Collection entries
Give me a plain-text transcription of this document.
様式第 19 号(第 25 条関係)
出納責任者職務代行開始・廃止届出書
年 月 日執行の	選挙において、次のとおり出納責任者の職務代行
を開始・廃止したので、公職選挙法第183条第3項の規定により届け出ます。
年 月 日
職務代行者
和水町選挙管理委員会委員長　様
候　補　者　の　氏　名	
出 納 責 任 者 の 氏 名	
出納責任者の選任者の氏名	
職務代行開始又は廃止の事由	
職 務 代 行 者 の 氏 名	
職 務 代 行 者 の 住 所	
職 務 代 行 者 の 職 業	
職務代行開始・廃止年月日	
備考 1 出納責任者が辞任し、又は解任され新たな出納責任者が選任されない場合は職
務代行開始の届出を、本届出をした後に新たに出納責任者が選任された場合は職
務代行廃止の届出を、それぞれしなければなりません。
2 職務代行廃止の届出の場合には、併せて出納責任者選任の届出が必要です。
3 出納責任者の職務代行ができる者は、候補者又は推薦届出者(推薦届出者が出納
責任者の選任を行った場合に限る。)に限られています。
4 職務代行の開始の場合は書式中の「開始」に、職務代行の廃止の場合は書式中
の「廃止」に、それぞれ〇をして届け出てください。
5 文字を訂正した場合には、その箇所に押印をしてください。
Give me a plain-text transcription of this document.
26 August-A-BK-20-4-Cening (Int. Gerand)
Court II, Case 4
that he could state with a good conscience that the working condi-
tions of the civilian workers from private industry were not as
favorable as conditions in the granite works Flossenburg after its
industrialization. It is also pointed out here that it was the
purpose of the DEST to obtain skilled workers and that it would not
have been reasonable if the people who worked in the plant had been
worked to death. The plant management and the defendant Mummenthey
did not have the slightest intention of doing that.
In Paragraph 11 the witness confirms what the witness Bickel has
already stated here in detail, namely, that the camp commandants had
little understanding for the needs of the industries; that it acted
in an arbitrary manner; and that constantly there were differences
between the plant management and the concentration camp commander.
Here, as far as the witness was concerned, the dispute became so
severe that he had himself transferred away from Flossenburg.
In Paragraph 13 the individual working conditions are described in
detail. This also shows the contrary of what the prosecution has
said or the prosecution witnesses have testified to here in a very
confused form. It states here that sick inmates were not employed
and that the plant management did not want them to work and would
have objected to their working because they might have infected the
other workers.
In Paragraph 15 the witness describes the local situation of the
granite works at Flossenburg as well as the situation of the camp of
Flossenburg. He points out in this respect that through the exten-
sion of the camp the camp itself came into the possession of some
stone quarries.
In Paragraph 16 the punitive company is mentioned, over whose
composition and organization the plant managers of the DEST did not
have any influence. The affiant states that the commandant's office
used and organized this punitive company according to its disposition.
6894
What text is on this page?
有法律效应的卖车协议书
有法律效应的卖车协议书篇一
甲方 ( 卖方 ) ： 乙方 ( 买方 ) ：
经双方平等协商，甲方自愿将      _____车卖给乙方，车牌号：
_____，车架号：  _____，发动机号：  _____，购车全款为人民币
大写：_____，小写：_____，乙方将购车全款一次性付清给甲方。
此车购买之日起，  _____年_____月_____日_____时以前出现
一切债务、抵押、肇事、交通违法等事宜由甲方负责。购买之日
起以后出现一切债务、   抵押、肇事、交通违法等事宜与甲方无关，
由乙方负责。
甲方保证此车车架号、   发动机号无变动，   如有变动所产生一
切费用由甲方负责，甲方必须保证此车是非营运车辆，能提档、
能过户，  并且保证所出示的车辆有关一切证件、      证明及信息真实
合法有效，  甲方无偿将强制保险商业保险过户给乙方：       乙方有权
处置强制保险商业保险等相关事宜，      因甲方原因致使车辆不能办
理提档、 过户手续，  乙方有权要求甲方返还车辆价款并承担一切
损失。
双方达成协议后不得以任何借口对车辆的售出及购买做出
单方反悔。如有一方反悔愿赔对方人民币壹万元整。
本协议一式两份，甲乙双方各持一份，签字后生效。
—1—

# WORK REQUIRED
Restate every entry word for word.

# CORRECT RESPONSE
Give me a plain-text transcription of this document.
様式第 19 号(第 25 条関係)
出納責任者職務代行開始・廃止届出書
年 月 日執行の	選挙において、次のとおり出納責任者の職務代行
を開始・廃止したので、公職選挙法第183条第3項の規定により届け出ます。
年 月 日
職務代行者
和水町選挙管理委員会委員長　様
候　補　者　の　氏　名	
出 納 責 任 者 の 氏 名	
出納責任者の選任者の氏名	
職務代行開始又は廃止の事由	
職 務 代 行 者 の 氏 名	
職 務 代 行 者 の 住 所	
職 務 代 行 者 の 職 業	
職務代行開始・廃止年月日	
備考 1 出納責任者が辞任し、又は解任され新たな出納責任者が選任されない場合は職
務代行開始の届出を、本届出をした後に新たに出納責任者が選任された場合は職
務代行廃止の届出を、それぞれしなければなりません。
2 職務代行廃止の届出の場合には、併せて出納責任者選任の届出が必要です。
3 出納責任者の職務代行ができる者は、候補者又は推薦届出者(推薦届出者が出納
責任者の選任を行った場合に限る。)に限られています。
4 職務代行の開始の場合は書式中の「開始」に、職務代行の廃止の場合は書式中
の「廃止」に、それぞれ〇をして届け出てください。
5 文字を訂正した場合には、その箇所に押印をしてください。
Give me a plain-text transcription of this document.
26 August-A-BK-20-4-Cening (Int. Gerand)
Court II, Case 4
that he could state with a good conscience that the working condi-
tions of the civilian workers from private industry were not as
favorable as conditions in the granite works Flossenburg after its
industrialization. It is also pointed out here that it was the
purpose of the DEST to obtain skilled workers and that it would not
have been reasonable if the people who worked in the plant had been
worked to death. The plant management and the defendant Mummenthey
did not have the slightest intention of doing that.
In Paragraph 11 the witness confirms what the witness Bickel has
already stated here in detail, namely, that the camp commandants had
little understanding for the needs of the industries; that it acted
in an arbitrary manner; and that constantly there were differences
between the plant management and the concentration camp commander.
Here, as far as the witness was concerned, the dispute became so
severe that he had himself transferred away from Flossenburg.
In Paragraph 13 the individual working conditions are described in
detail. This also shows the contrary of what the prosecution has
said or the prosecution witnesses have testified to here in a very
confused form. It states here that sick inmates were not employed
and that the plant management did not want them to work and would
have objected to their working because they might have infected the
other workers.
In Paragraph 15 the witness describes the local situation of the
granite works at Flossenburg as well as the situation of the camp of
Flossenburg. He points out in this respect that through the exten-
sion of the camp the camp itself came into the possession of some
stone quarries.
In Paragraph 16 the punitive company is mentioned, over whose
composition and organization the plant managers of the DEST did not
have any influence. The affiant states that the commandant's office
used and organized this punitive company according to its disposition.
6894
What text is on this page?
有法律效应的卖车协议书
有法律效应的卖车协议书篇一
甲方 ( 卖方 ) ： 乙方 ( 买方 ) ：
经双方平等协商，甲方自愿将      _____车卖给乙方，车牌号：
_____，车架号：  _____，发动机号：  _____，购车全款为人民币
大写：_____，小写：_____，乙方将购车全款一次性付清给甲方。
此车购买之日起，  _____年_____月_____日_____时以前出现
一切债务、抵押、肇事、交通违法等事宜由甲方负责。购买之日
起以后出现一切债务、   抵押、肇事、交通违法等事宜与甲方无关，
由乙方负责。
甲方保证此车车架号、   发动机号无变动，   如有变动所产生一
切费用由甲方负责，甲方必须保证此车是非营运车辆，能提档、
能过户，  并且保证所出示的车辆有关一切证件、      证明及信息真实
合法有效，  甲方无偿将强制保险商业保险过户给乙方：       乙方有权
处置强制保险商业保险等相关事宜，      因甲方原因致使车辆不能办
理提档、 过户手续，  乙方有权要求甲方返还车辆价款并承担一切
损失。
双方达成协议后不得以任何借口对车辆的售出及购买做出
单方反悔。如有一方反悔愿赔对方人民币壹万元整。
本协议一式两份，甲乙双方各持一份，签字后生效。
—1—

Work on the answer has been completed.